* begin EXERCISE MATERIALS *

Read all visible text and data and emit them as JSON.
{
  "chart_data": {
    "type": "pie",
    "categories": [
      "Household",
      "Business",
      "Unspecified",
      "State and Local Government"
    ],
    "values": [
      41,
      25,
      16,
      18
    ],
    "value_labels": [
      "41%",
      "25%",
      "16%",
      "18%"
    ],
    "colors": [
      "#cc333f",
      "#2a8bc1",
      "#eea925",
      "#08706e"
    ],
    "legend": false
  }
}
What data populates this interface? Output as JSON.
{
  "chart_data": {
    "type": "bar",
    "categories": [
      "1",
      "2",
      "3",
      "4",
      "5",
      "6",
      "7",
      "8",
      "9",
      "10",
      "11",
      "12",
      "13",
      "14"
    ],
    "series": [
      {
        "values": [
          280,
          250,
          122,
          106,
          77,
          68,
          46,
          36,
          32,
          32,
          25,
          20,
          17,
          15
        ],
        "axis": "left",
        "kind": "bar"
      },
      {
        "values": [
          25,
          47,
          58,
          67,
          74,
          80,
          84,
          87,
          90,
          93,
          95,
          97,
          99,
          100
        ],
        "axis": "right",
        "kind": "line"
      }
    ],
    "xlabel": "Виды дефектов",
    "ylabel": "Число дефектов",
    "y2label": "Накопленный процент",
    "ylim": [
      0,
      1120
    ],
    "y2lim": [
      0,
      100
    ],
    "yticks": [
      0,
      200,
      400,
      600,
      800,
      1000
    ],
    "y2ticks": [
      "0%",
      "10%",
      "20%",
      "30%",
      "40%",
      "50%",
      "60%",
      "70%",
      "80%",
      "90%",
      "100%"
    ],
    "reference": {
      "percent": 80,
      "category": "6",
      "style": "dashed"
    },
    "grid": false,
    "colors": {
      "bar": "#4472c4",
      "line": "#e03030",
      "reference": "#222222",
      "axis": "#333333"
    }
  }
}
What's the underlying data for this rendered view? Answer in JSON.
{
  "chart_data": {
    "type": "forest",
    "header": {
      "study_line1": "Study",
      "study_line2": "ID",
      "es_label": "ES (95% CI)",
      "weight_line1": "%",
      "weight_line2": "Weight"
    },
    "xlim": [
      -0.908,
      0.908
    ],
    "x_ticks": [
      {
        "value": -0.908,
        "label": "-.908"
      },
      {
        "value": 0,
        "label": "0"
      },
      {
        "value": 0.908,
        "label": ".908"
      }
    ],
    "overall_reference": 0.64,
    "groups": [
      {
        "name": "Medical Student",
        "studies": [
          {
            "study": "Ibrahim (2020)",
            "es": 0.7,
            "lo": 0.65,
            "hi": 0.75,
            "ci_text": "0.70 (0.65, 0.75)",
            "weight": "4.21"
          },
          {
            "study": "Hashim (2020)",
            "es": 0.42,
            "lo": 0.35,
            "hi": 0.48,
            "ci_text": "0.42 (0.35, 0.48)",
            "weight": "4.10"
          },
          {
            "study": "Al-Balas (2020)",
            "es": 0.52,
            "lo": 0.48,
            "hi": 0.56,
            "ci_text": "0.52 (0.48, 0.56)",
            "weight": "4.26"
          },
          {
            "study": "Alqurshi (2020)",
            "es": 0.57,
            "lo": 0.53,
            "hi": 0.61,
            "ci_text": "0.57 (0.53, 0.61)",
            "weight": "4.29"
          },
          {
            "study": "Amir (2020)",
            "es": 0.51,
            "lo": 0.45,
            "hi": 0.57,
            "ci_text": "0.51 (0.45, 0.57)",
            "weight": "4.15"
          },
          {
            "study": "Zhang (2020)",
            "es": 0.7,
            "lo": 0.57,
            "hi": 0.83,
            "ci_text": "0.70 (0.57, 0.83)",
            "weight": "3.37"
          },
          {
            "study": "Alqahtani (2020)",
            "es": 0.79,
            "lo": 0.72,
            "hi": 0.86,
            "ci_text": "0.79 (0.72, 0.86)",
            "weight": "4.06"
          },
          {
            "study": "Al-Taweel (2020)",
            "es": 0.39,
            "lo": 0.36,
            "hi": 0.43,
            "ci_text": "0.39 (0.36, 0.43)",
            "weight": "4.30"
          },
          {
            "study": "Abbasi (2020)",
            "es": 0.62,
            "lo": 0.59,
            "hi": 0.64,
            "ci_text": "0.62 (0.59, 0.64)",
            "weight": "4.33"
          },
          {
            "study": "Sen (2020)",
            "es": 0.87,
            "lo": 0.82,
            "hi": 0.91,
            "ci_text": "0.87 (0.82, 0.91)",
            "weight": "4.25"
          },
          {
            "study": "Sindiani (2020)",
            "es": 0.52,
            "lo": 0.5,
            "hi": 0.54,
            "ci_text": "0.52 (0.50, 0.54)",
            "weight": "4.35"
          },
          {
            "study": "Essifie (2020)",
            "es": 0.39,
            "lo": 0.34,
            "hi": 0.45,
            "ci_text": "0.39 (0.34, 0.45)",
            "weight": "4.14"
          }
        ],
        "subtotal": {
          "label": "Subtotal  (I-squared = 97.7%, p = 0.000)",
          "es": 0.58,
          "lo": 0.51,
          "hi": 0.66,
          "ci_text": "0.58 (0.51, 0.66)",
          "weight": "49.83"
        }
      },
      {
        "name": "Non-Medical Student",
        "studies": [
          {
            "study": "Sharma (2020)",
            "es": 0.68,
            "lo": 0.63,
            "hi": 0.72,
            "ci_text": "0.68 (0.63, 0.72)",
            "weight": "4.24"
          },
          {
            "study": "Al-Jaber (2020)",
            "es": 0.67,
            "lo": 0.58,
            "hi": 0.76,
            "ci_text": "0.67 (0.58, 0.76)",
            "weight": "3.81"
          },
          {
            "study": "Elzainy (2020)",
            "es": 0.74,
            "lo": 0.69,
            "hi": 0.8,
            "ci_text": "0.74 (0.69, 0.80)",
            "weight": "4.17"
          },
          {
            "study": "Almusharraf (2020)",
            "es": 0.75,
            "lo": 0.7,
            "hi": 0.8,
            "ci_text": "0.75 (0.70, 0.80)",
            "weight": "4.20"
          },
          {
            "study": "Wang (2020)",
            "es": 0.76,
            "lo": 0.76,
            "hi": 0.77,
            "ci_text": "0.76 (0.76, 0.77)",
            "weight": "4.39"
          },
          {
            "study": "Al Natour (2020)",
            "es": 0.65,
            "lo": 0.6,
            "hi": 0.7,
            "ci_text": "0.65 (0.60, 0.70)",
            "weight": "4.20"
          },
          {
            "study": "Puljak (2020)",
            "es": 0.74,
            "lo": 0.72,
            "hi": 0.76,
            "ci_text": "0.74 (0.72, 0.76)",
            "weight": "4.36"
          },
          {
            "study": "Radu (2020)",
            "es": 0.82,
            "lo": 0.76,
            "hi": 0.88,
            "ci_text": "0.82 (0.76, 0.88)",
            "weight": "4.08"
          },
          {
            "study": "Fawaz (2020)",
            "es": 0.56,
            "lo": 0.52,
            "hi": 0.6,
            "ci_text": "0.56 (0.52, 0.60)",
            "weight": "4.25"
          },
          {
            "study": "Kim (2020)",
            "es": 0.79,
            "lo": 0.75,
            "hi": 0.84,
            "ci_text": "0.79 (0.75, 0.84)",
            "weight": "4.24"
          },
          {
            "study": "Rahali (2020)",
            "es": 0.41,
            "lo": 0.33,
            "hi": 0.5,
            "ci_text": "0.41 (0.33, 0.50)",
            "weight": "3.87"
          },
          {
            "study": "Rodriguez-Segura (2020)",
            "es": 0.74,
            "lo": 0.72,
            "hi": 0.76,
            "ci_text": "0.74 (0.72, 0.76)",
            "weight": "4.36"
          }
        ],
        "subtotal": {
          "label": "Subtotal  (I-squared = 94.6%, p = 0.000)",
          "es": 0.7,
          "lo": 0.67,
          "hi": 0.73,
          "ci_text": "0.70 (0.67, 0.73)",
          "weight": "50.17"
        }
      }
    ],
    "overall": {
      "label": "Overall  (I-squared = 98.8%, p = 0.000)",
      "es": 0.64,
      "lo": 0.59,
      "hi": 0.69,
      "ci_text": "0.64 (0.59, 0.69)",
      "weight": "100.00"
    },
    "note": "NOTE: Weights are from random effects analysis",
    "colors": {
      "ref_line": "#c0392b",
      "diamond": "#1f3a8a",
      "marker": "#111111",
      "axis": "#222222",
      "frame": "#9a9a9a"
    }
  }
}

* end EXERCISE MATERIALS *

Report all lines of the data that include the word "Student".

→ FINISHED TASK:
        "name": "Medical Student",
        "name": "Non-Medical Student",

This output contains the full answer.